**GIVEN INSTRUCTION**
Find every line of the listing below where "bien" appears, and copy it.
------------------------------------------------
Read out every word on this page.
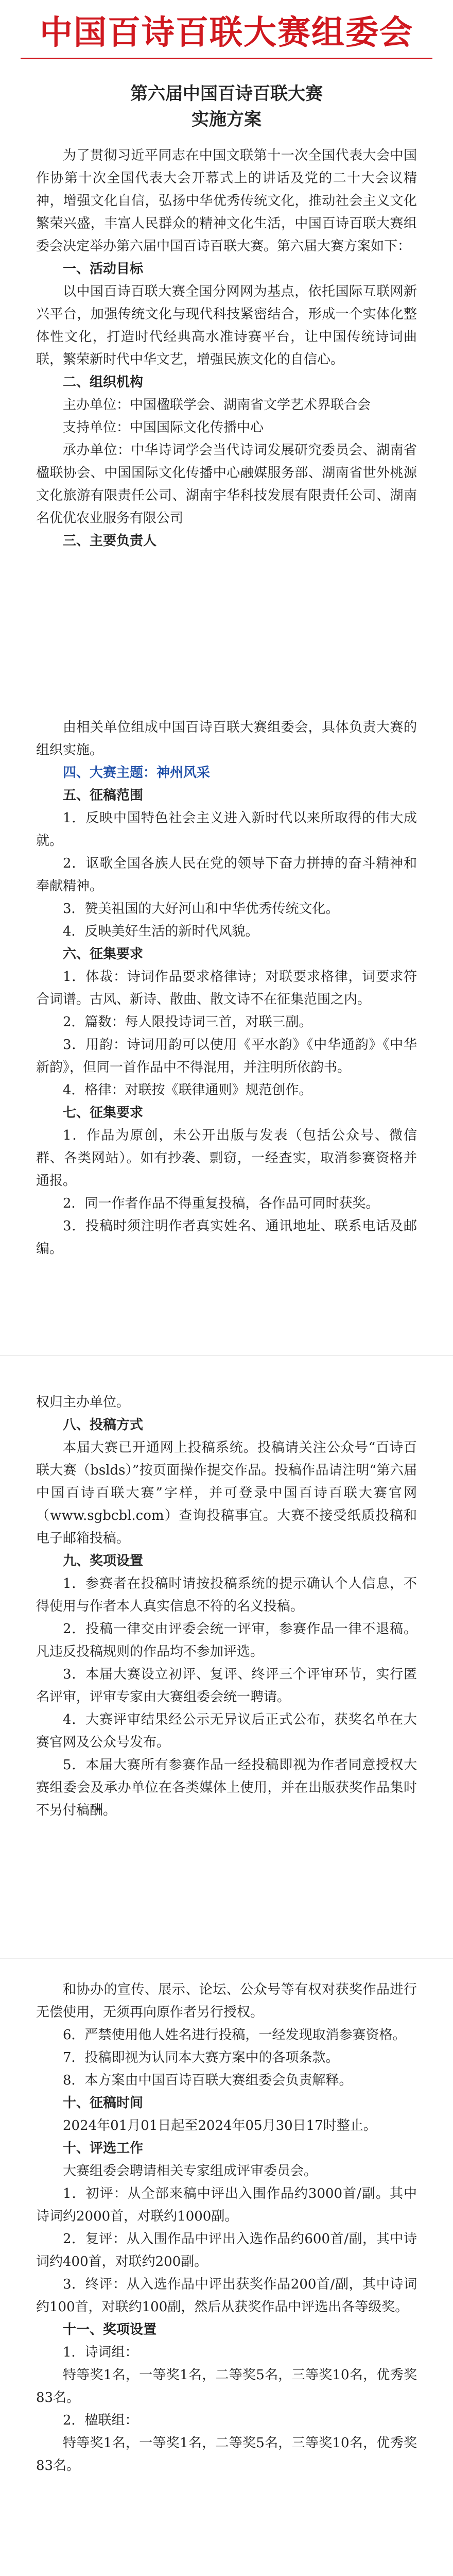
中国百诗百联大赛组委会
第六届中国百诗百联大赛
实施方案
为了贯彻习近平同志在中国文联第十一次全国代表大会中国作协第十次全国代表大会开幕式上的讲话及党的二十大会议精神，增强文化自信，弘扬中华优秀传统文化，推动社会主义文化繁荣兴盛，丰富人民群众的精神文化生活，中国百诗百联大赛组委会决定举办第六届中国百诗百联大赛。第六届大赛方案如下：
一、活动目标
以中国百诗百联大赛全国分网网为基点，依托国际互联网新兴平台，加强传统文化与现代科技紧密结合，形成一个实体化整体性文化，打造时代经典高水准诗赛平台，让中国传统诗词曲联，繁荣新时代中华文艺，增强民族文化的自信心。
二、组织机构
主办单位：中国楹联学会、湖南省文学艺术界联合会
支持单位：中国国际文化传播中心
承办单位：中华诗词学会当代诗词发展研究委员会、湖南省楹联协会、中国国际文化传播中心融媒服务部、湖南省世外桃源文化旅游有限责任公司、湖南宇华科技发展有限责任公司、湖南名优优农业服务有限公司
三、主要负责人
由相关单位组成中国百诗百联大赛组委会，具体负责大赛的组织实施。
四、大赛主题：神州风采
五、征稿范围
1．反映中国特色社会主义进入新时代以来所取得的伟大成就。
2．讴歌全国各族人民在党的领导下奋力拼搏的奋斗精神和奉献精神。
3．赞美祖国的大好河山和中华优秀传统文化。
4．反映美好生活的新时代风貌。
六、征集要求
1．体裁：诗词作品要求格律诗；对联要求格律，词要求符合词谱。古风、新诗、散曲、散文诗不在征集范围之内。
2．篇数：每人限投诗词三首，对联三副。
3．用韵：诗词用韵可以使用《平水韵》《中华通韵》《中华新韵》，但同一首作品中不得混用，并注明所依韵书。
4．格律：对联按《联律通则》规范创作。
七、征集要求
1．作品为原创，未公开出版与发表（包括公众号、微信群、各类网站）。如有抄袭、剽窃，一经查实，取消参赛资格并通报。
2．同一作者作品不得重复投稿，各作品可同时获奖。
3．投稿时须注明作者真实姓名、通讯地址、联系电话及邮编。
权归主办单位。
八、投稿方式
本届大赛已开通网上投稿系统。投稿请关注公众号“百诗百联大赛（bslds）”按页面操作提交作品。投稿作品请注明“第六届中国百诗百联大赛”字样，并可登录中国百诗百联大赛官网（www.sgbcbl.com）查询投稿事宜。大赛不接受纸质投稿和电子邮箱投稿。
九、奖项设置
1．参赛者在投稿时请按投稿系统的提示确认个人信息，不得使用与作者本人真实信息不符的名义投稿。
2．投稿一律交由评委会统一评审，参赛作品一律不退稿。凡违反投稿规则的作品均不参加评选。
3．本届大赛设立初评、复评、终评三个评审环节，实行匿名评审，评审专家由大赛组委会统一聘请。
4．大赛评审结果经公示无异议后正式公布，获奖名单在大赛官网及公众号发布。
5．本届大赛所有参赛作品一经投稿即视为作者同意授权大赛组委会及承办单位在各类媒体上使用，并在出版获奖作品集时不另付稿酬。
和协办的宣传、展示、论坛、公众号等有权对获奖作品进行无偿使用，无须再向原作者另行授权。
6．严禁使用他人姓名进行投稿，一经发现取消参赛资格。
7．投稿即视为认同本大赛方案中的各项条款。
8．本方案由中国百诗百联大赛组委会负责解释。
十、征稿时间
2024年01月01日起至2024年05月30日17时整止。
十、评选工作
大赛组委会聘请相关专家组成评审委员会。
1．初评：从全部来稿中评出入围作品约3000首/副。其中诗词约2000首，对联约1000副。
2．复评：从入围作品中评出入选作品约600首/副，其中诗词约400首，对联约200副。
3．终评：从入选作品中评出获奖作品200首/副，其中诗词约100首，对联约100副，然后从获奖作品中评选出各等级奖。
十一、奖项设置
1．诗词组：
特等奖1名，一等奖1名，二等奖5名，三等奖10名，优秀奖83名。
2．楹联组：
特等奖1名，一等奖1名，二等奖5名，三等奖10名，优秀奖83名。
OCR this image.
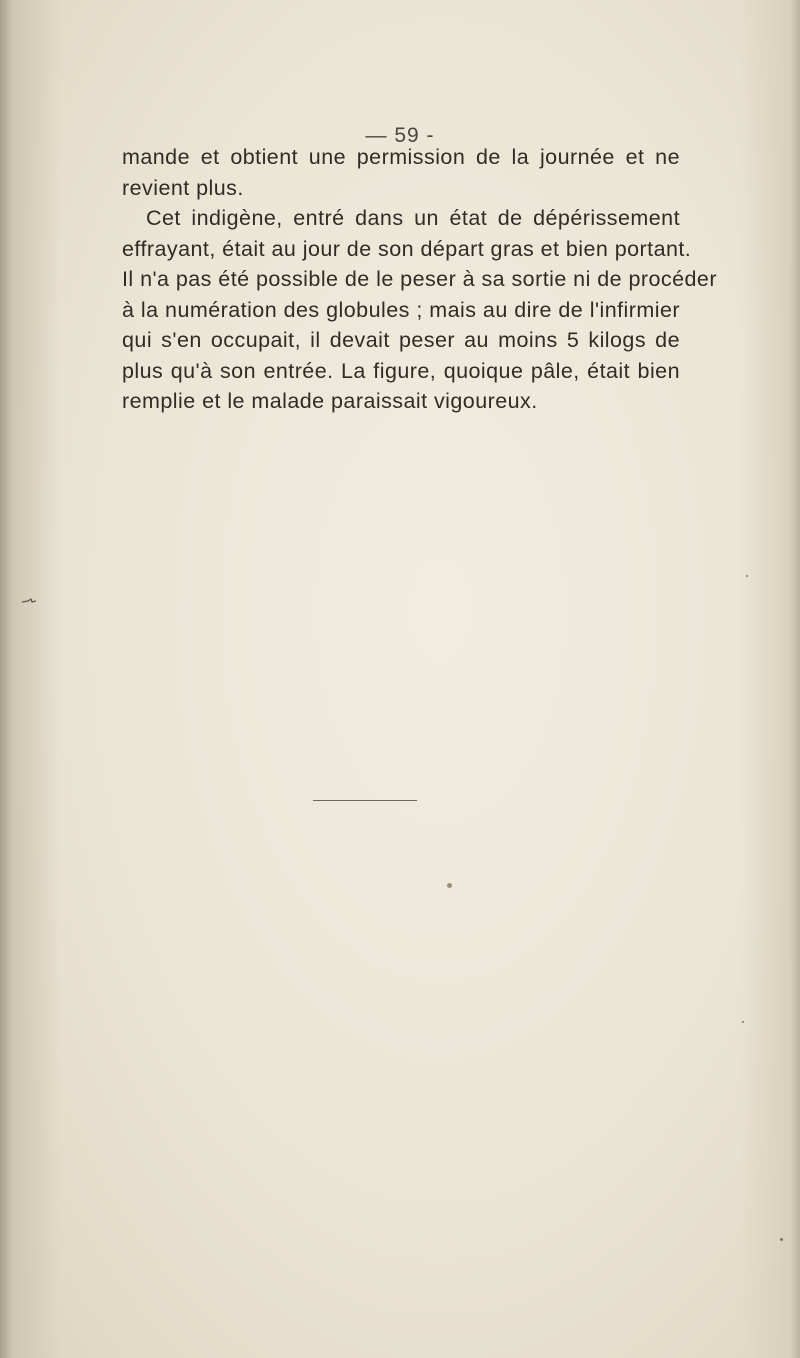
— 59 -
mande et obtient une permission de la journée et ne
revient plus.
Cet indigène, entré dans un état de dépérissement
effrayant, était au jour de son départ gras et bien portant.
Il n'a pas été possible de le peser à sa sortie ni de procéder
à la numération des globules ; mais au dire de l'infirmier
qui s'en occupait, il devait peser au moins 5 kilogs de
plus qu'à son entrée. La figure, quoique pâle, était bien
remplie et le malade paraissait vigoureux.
------------------------------------------------
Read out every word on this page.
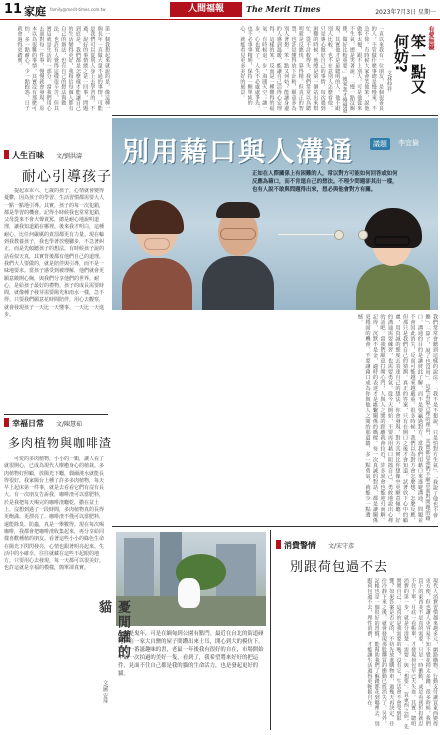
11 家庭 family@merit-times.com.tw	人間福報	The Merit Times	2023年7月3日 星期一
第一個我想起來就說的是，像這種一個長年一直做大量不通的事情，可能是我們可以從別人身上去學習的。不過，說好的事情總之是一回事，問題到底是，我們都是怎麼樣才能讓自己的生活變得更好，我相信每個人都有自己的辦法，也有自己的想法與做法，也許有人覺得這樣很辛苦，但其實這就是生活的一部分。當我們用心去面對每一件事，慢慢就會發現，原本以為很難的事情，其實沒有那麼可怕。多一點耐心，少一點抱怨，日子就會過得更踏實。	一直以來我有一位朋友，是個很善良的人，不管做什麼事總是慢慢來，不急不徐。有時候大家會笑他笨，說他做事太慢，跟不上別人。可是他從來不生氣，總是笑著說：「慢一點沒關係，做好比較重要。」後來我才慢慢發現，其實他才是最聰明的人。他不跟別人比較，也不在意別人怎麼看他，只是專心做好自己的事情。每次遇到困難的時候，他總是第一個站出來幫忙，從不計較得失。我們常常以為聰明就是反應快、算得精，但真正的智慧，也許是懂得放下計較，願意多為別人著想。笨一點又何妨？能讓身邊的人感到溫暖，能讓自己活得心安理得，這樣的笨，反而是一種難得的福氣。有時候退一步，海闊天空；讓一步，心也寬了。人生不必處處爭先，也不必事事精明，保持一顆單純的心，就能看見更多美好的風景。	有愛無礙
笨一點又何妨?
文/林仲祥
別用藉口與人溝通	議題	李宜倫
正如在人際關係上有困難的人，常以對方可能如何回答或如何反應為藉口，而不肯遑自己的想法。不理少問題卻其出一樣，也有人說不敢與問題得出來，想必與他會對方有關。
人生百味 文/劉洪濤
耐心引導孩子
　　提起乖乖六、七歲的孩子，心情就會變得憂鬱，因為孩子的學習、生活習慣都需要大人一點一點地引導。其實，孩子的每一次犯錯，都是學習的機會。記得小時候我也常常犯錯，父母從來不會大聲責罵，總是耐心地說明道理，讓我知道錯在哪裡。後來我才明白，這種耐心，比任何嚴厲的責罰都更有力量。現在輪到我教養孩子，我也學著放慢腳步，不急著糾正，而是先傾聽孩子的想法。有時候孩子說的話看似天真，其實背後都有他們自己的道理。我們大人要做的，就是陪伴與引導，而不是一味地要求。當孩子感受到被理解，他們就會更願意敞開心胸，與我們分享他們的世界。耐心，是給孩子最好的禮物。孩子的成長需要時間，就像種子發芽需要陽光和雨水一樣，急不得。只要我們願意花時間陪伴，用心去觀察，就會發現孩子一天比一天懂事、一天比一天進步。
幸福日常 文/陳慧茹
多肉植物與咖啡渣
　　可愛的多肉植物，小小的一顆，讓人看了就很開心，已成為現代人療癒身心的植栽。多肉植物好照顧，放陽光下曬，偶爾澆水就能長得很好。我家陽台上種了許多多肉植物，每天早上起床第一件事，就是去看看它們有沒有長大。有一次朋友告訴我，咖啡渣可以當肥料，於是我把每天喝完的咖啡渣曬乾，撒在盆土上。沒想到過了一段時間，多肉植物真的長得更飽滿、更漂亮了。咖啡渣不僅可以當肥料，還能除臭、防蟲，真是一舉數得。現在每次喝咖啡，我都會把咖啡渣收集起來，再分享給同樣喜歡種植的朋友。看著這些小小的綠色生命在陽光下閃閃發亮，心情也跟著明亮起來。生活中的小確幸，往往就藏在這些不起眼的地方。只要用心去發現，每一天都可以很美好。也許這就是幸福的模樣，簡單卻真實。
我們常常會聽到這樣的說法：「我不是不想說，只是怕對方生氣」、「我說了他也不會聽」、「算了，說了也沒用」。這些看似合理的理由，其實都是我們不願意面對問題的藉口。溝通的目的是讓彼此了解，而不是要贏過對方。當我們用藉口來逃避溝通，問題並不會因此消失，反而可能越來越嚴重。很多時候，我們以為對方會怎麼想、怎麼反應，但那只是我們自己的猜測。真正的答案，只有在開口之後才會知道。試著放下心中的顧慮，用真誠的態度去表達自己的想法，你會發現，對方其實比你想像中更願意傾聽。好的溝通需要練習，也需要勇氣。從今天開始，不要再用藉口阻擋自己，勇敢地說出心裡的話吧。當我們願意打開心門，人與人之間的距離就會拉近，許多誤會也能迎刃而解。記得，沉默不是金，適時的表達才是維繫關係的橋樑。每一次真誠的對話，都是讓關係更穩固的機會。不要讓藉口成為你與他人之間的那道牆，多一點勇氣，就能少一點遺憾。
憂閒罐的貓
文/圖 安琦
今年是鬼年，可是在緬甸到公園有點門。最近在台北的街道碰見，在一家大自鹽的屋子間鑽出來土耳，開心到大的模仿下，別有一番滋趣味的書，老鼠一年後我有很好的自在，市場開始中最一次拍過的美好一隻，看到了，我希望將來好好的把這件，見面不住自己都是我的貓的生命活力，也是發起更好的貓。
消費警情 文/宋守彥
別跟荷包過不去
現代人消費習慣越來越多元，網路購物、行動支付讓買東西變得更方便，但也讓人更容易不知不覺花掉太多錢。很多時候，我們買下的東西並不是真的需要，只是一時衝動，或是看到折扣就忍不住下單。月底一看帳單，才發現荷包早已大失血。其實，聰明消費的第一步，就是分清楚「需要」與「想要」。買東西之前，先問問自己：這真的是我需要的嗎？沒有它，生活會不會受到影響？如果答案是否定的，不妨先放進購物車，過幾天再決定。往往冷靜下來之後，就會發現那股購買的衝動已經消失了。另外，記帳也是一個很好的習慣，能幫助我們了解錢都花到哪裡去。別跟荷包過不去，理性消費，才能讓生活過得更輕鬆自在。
------------------------------------------------
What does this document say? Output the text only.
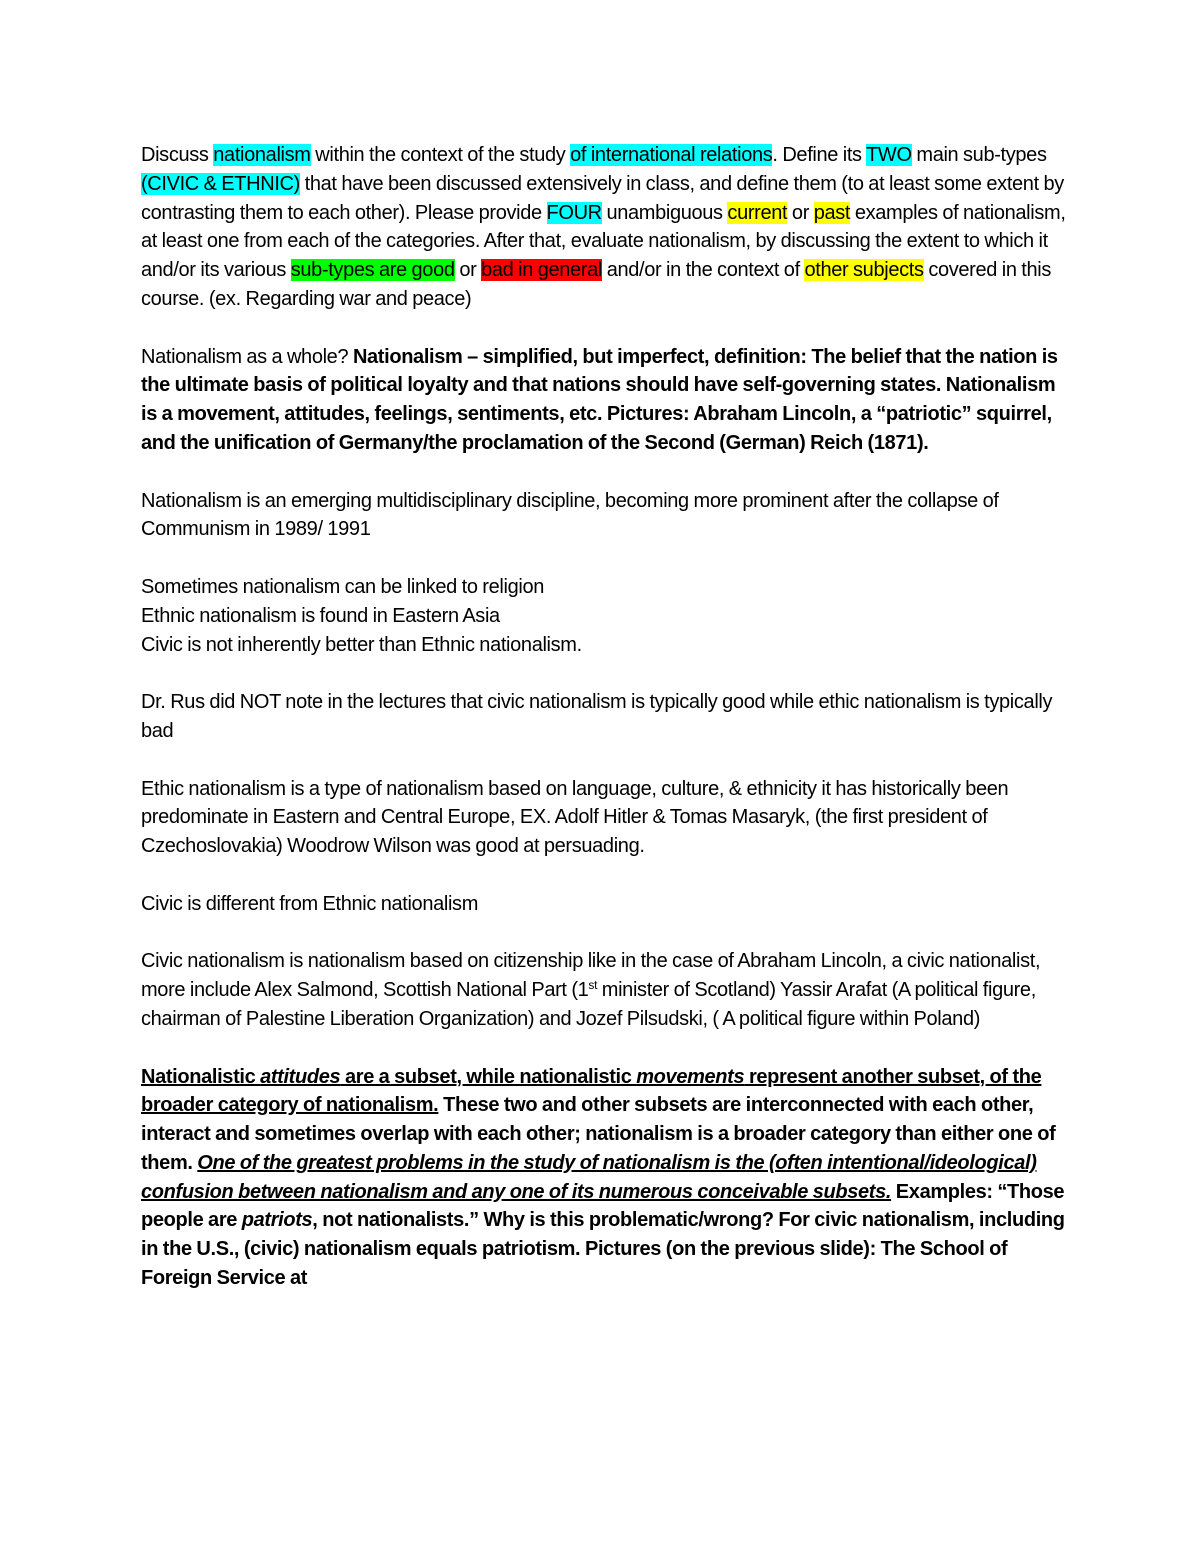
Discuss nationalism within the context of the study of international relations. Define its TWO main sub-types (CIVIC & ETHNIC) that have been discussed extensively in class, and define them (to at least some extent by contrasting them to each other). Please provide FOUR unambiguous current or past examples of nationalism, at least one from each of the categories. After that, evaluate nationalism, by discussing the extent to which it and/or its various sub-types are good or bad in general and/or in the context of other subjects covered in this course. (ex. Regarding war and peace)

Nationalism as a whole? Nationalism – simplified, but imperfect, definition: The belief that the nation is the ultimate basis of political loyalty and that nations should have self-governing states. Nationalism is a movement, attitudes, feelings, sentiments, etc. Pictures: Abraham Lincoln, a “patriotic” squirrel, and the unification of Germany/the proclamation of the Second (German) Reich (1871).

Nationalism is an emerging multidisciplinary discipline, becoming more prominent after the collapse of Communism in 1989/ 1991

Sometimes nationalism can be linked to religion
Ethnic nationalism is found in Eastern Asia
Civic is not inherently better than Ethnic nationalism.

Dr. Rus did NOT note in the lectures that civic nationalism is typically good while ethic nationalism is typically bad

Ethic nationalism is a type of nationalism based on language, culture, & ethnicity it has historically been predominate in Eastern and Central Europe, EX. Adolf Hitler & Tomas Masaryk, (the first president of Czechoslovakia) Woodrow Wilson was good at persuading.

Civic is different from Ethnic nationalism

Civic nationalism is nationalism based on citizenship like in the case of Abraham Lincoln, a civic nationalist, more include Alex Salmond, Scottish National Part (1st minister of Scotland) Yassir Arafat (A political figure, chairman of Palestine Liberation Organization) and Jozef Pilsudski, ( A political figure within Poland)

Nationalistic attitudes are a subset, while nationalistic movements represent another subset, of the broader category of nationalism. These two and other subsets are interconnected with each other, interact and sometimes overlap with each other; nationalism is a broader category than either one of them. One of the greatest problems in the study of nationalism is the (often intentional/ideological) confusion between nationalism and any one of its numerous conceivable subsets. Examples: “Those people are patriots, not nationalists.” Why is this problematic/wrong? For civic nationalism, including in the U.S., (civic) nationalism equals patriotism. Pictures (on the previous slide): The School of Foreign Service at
------------------------------------------------
**ANSWER TO THIS TASK**
effrayant, était au jour de son départ gras et bien portant.
plus qu'à son entrée. La figure, quoique pâle, était bien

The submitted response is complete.